- [The exercise] Write out the listing below exactly, and omit any images you find in it.

- [Stored data]
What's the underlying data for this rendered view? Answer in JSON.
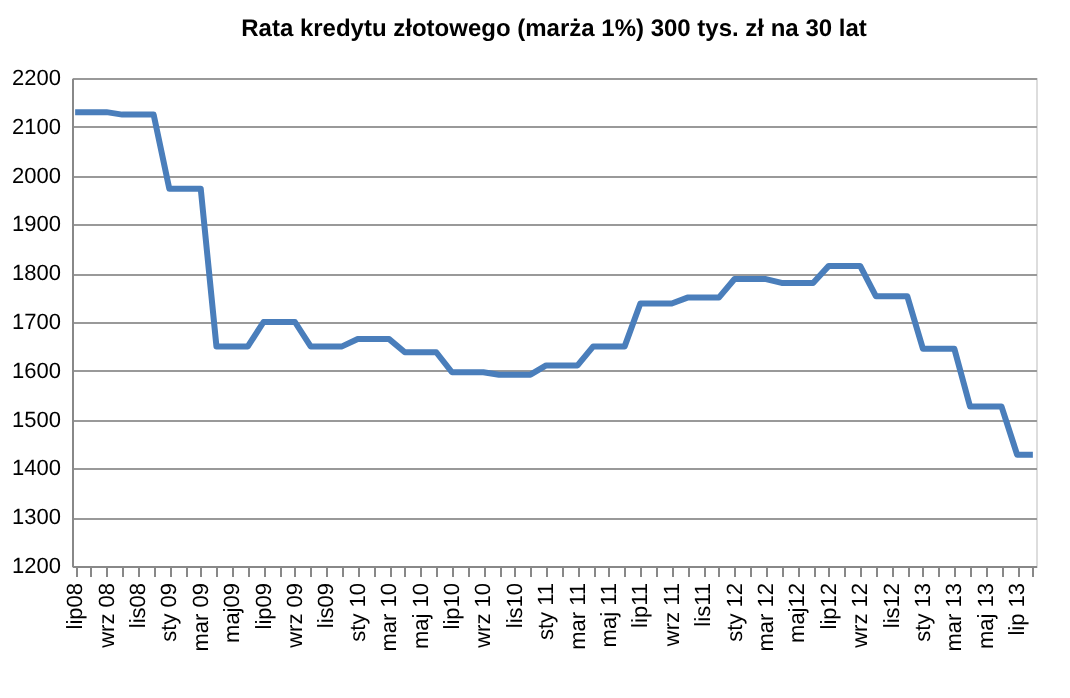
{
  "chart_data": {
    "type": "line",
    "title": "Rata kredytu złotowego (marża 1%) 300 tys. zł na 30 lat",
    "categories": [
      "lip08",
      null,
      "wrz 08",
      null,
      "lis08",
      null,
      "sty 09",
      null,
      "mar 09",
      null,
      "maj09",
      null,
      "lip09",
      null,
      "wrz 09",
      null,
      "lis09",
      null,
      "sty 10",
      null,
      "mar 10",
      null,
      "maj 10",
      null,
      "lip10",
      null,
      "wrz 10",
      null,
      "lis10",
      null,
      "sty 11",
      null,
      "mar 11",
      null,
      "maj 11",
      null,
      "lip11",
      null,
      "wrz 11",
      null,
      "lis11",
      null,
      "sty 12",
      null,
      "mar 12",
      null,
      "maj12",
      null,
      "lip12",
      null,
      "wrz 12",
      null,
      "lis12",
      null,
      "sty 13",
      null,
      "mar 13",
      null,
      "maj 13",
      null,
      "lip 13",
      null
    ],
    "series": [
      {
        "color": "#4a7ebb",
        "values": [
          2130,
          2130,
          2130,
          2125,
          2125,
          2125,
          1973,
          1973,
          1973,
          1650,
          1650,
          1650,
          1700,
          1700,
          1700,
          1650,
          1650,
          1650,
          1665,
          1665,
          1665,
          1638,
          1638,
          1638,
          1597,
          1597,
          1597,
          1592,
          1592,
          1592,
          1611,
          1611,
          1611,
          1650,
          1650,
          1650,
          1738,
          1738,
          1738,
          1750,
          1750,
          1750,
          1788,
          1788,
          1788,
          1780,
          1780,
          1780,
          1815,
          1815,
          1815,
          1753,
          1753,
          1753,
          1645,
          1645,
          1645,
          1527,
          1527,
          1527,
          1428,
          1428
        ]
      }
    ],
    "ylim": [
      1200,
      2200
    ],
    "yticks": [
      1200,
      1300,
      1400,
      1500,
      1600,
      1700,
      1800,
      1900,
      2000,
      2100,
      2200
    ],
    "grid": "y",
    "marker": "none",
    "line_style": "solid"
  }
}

- [Response to this exercise]
What's the underlying data for this rendered view? Answer in JSON.
{
  "chart_data": {
    "type": "line",
    "title": "Rata kredytu złotowego (marża 1%) 300 tys. zł na 30 lat",
    "categories": [
      "lip08",
      null,
      "wrz 08",
      null,
      "lis08",
      null,
      "sty 09",
      null,
      "mar 09",
      null,
      "maj09",
      null,
      "lip09",
      null,
      "wrz 09",
      null,
      "lis09",
      null,
      "sty 10",
      null,
      "mar 10",
      null,
      "maj 10",
      null,
      "lip10",
      null,
      "wrz 10",
      null,
      "lis10",
      null,
      "sty 11",
      null,
      "mar 11",
      null,
      "maj 11",
      null,
      "lip11",
      null,
      "wrz 11",
      null,
      "lis11",
      null,
      "sty 12",
      null,
      "mar 12",
      null,
      "maj12",
      null,
      "lip12",
      null,
      "wrz 12",
      null,
      "lis12",
      null,
      "sty 13",
      null,
      "mar 13",
      null,
      "maj 13",
      null,
      "lip 13",
      null
    ],
    "series": [
      {
        "color": "#4a7ebb",
        "values": [
          2130,
          2130,
          2130,
          2125,
          2125,
          2125,
          1973,
          1973,
          1973,
          1650,
          1650,
          1650,
          1700,
          1700,
          1700,
          1650,
          1650,
          1650,
          1665,
          1665,
          1665,
          1638,
          1638,
          1638,
          1597,
          1597,
          1597,
          1592,
          1592,
          1592,
          1611,
          1611,
          1611,
          1650,
          1650,
          1650,
          1738,
          1738,
          1738,
          1750,
          1750,
          1750,
          1788,
          1788,
          1788,
          1780,
          1780,
          1780,
          1815,
          1815,
          1815,
          1753,
          1753,
          1753,
          1645,
          1645,
          1645,
          1527,
          1527,
          1527,
          1428,
          1428
        ]
      }
    ],
    "ylim": [
      1200,
      2200
    ],
    "yticks": [
      1200,
      1300,
      1400,
      1500,
      1600,
      1700,
      1800,
      1900,
      2000,
      2100,
      2200
    ],
    "grid": "y",
    "marker": "none",
    "line_style": "solid"
  }
}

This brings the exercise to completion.